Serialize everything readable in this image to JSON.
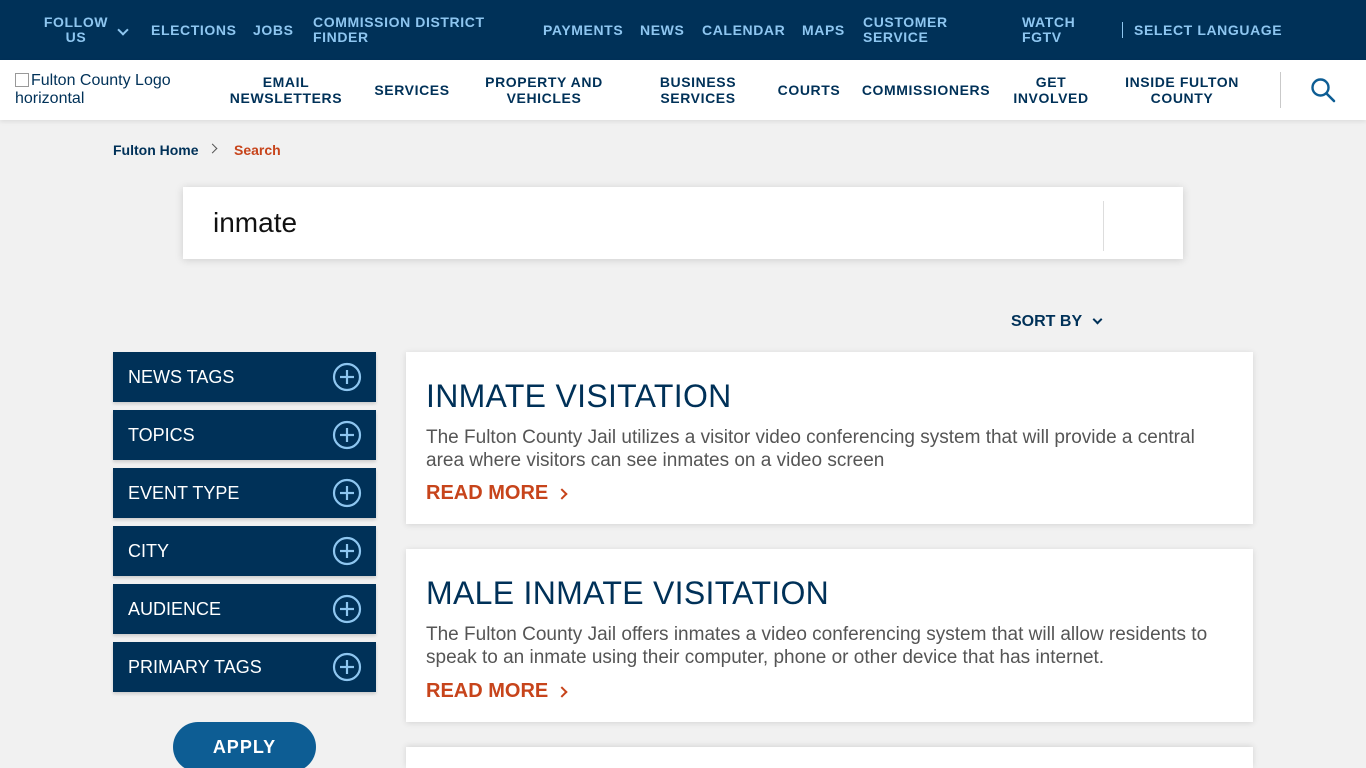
{
  "topbar": {
    "follow_us": "FOLLOW US",
    "elections": "ELECTIONS",
    "jobs": "JOBS",
    "commission_district_finder": "COMMISSION DISTRICT FINDER",
    "payments": "PAYMENTS",
    "news": "NEWS",
    "calendar": "CALENDAR",
    "maps": "MAPS",
    "customer_service": "CUSTOMER SERVICE",
    "watch_fgtv": "WATCH FGTV",
    "select_language": "SELECT LANGUAGE"
  },
  "logo": {
    "alt_text": "Fulton County Logo horizontal"
  },
  "mainnav": {
    "email_newsletters": "EMAIL NEWSLETTERS",
    "services": "SERVICES",
    "property_and_vehicles": "PROPERTY AND VEHICLES",
    "business_services": "BUSINESS SERVICES",
    "courts": "COURTS",
    "commissioners": "COMMISSIONERS",
    "get_involved": "GET INVOLVED",
    "inside_fulton_county": "INSIDE FULTON COUNTY"
  },
  "breadcrumb": {
    "home": "Fulton Home",
    "current": "Search"
  },
  "search": {
    "value": "inmate"
  },
  "sort": {
    "label": "SORT BY"
  },
  "filters": [
    {
      "label": "NEWS TAGS"
    },
    {
      "label": "TOPICS"
    },
    {
      "label": "EVENT TYPE"
    },
    {
      "label": "CITY"
    },
    {
      "label": "AUDIENCE"
    },
    {
      "label": "PRIMARY TAGS"
    }
  ],
  "apply_label": "APPLY",
  "results": [
    {
      "title": "INMATE VISITATION",
      "description": "The Fulton County Jail utilizes a visitor video conferencing system that will provide a central area where visitors can see inmates on a video screen",
      "link_label": "READ MORE"
    },
    {
      "title": "MALE INMATE VISITATION",
      "description": "The Fulton County Jail offers inmates a video conferencing system that will allow residents to speak to an inmate using their computer, phone or other device that has internet.",
      "link_label": "READ MORE"
    }
  ],
  "colors": {
    "navy": "#003158",
    "accent_orange": "#c7441b",
    "topbar_link": "#8ec6f0",
    "apply_blue": "#0d5d94"
  }
}
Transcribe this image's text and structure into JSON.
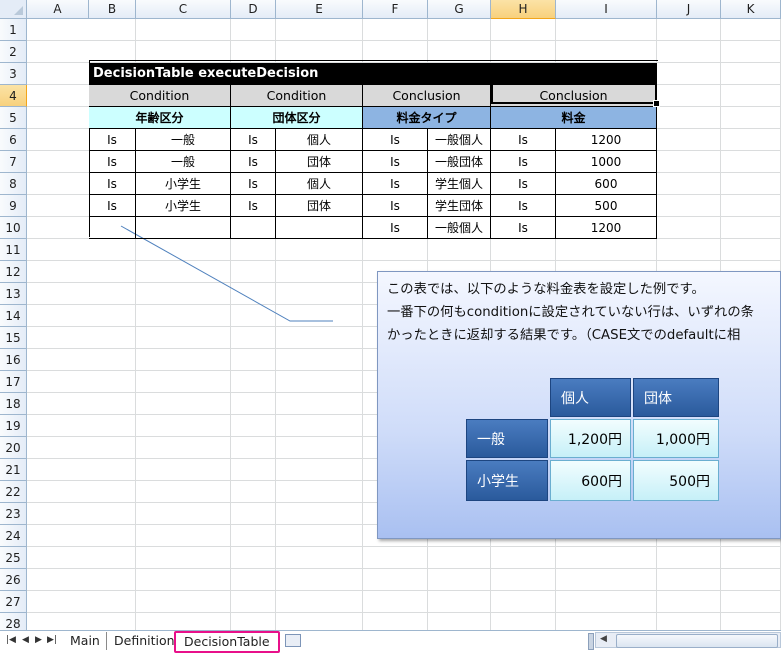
{
  "columns": [
    "A",
    "B",
    "C",
    "D",
    "E",
    "F",
    "G",
    "H",
    "I",
    "J",
    "K"
  ],
  "rows": [
    "1",
    "2",
    "3",
    "4",
    "5",
    "6",
    "7",
    "8",
    "9",
    "10",
    "11",
    "12",
    "13",
    "14",
    "15",
    "16",
    "17",
    "18",
    "19",
    "20",
    "21",
    "22",
    "23",
    "24",
    "25",
    "26",
    "27",
    "28"
  ],
  "selected_column": "H",
  "selected_row": "4",
  "decision_table": {
    "title": "DecisionTable executeDecision",
    "types": [
      "Condition",
      "Condition",
      "Conclusion",
      "Conclusion"
    ],
    "headers": [
      "年齢区分",
      "団体区分",
      "料金タイプ",
      "料金"
    ],
    "rows": [
      [
        "Is",
        "一般",
        "Is",
        "個人",
        "Is",
        "一般個人",
        "Is",
        "1200"
      ],
      [
        "Is",
        "一般",
        "Is",
        "団体",
        "Is",
        "一般団体",
        "Is",
        "1000"
      ],
      [
        "Is",
        "小学生",
        "Is",
        "個人",
        "Is",
        "学生個人",
        "Is",
        "600"
      ],
      [
        "Is",
        "小学生",
        "Is",
        "団体",
        "Is",
        "学生団体",
        "Is",
        "500"
      ],
      [
        "",
        "",
        "",
        "",
        "Is",
        "一般個人",
        "Is",
        "1200"
      ]
    ]
  },
  "note": {
    "lines": [
      "この表では、以下のような料金表を設定した例です。",
      "一番下の何もconditionに設定されていない行は、いずれの条",
      "かったときに返却する結果です。（CASE文でのdefaultに相"
    ],
    "price_table": {
      "col_headers": [
        "個人",
        "団体"
      ],
      "row_headers": [
        "一般",
        "小学生"
      ],
      "values": [
        [
          "1,200円",
          "1,000円"
        ],
        [
          "600円",
          "500円"
        ]
      ]
    }
  },
  "sheet_tabs": [
    "Main",
    "Definition",
    "DecisionTable"
  ],
  "active_tab": "DecisionTable",
  "colors": {
    "accent_tab_border": "#e8108a",
    "header_cyan": "#ccffff",
    "header_blue": "#8db4e2",
    "title_bg": "#000000"
  }
}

════════

*Given request:*
Show the lines where the word "VISITATION" appears in the entries.

*Solved problem:*
      "title": "INMATE VISITATION",
      "title": "MALE INMATE VISITATION",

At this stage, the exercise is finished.